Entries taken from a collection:
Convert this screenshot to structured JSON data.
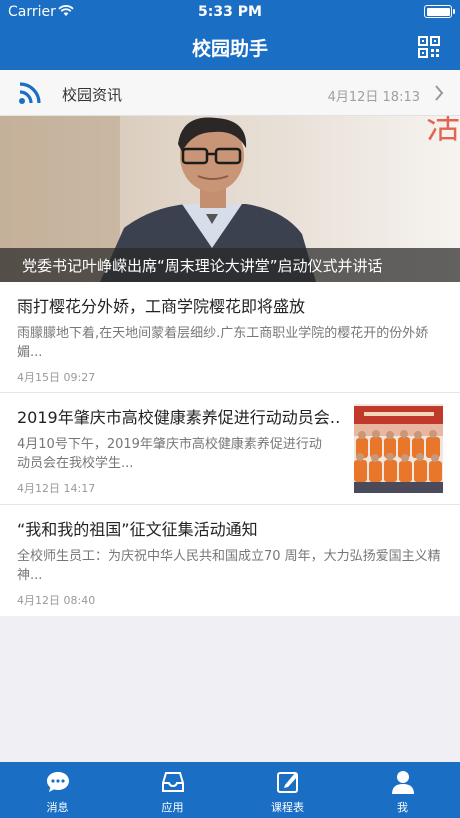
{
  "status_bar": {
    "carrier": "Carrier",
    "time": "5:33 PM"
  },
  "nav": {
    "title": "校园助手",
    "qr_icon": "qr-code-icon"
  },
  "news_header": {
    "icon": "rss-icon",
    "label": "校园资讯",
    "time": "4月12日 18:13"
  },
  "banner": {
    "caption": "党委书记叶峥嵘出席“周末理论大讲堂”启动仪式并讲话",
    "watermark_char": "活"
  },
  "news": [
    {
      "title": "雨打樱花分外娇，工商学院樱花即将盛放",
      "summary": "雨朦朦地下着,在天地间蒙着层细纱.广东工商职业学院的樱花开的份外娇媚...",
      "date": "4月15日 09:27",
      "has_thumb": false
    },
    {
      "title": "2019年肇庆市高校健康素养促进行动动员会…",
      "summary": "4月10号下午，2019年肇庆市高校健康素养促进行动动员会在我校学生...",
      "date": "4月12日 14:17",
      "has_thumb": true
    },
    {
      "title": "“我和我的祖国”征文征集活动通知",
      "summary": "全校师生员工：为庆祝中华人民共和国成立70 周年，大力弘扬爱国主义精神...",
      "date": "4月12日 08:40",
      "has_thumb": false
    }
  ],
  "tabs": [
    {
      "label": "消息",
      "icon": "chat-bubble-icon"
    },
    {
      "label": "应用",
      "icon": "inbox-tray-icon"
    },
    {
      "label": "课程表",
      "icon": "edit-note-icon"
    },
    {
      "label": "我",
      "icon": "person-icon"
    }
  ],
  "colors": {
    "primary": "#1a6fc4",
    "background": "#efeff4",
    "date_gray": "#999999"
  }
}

= Stated exercise =
Your task is to repeat the material above exactly, without its pictures.

= Output =
Convert this screenshot to structured JSON data.
{
  "status_bar": {
    "carrier": "Carrier",
    "time": "5:33 PM"
  },
  "nav": {
    "title": "校园助手",
    "qr_icon": "qr-code-icon"
  },
  "news_header": {
    "icon": "rss-icon",
    "label": "校园资讯",
    "time": "4月12日 18:13"
  },
  "banner": {
    "caption": "党委书记叶峥嵘出席“周末理论大讲堂”启动仪式并讲话",
    "watermark_char": "活"
  },
  "news": [
    {
      "title": "雨打樱花分外娇，工商学院樱花即将盛放",
      "summary": "雨朦朦地下着,在天地间蒙着层细纱.广东工商职业学院的樱花开的份外娇媚...",
      "date": "4月15日 09:27",
      "has_thumb": false
    },
    {
      "title": "2019年肇庆市高校健康素养促进行动动员会…",
      "summary": "4月10号下午，2019年肇庆市高校健康素养促进行动动员会在我校学生...",
      "date": "4月12日 14:17",
      "has_thumb": true
    },
    {
      "title": "“我和我的祖国”征文征集活动通知",
      "summary": "全校师生员工：为庆祝中华人民共和国成立70 周年，大力弘扬爱国主义精神...",
      "date": "4月12日 08:40",
      "has_thumb": false
    }
  ],
  "tabs": [
    {
      "label": "消息",
      "icon": "chat-bubble-icon"
    },
    {
      "label": "应用",
      "icon": "inbox-tray-icon"
    },
    {
      "label": "课程表",
      "icon": "edit-note-icon"
    },
    {
      "label": "我",
      "icon": "person-icon"
    }
  ],
  "colors": {
    "primary": "#1a6fc4",
    "background": "#efeff4",
    "date_gray": "#999999"
  }
}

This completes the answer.